### TASK PROMPT:
Write out each line of the listing as it stands, without the images.
──────── SUPPLIED INFORMATION
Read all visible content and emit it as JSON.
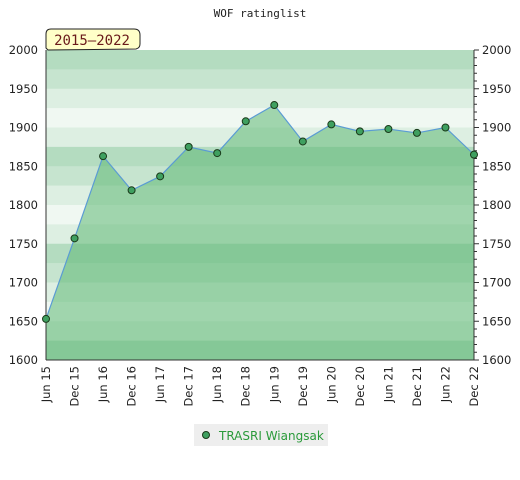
{
  "chart_data": {
    "type": "area",
    "title": "WOF ratinglist",
    "period_label": "2015–2022",
    "x": [
      "Jun 15",
      "Dec 15",
      "Jun 16",
      "Dec 16",
      "Jun 17",
      "Dec 17",
      "Jun 18",
      "Dec 18",
      "Jun 19",
      "Dec 19",
      "Jun 20",
      "Dec 20",
      "Jun 21",
      "Dec 21",
      "Jun 22",
      "Dec 22"
    ],
    "series": [
      {
        "name": "TRASRI Wiangsak",
        "values": [
          1653,
          1757,
          1863,
          1819,
          1837,
          1875,
          1867,
          1908,
          1929,
          1882,
          1904,
          1895,
          1898,
          1893,
          1900,
          1865
        ]
      }
    ],
    "ylim": [
      1600,
      2000
    ],
    "y_ticks": [
      1600,
      1650,
      1700,
      1750,
      1800,
      1850,
      1900,
      1950,
      2000
    ],
    "xlabel": "",
    "ylabel": "",
    "legend_position": "bottom-center",
    "colors": {
      "area_fill": "#5fb874",
      "line": "#5a9bd4",
      "marker_fill": "#3fa060",
      "marker_stroke": "#1a3a1a",
      "period_bg": "#ffffc8"
    }
  }
}
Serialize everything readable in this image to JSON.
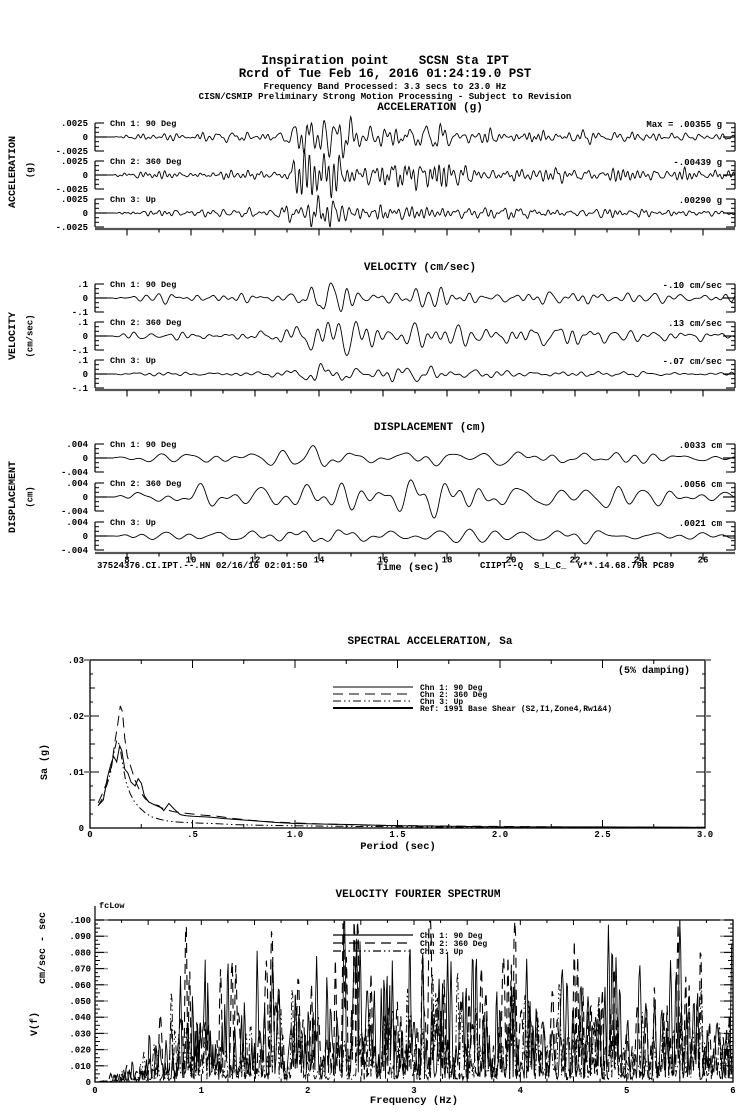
────────────────
### OUTPUT FOR THIS EXERCISE:
Read all visible content and emit it as JSON.
{
  "chart_data": {
    "type": "area",
    "title": "WOF ratinglist",
    "period_label": "2015–2022",
    "x": [
      "Jun 15",
      "Dec 15",
      "Jun 16",
      "Dec 16",
      "Jun 17",
      "Dec 17",
      "Jun 18",
      "Dec 18",
      "Jun 19",
      "Dec 19",
      "Jun 20",
      "Dec 20",
      "Jun 21",
      "Dec 21",
      "Jun 22",
      "Dec 22"
    ],
    "series": [
      {
        "name": "TRASRI Wiangsak",
        "values": [
          1653,
          1757,
          1863,
          1819,
          1837,
          1875,
          1867,
          1908,
          1929,
          1882,
          1904,
          1895,
          1898,
          1893,
          1900,
          1865
        ]
      }
    ],
    "ylim": [
      1600,
      2000
    ],
    "y_ticks": [
      1600,
      1650,
      1700,
      1750,
      1800,
      1850,
      1900,
      1950,
      2000
    ],
    "xlabel": "",
    "ylabel": "",
    "legend_position": "bottom-center",
    "colors": {
      "area_fill": "#5fb874",
      "line": "#5a9bd4",
      "marker_fill": "#3fa060",
      "marker_stroke": "#1a3a1a",
      "period_bg": "#ffffc8"
    }
  }
}
Serialize everything readable in this image to JSON.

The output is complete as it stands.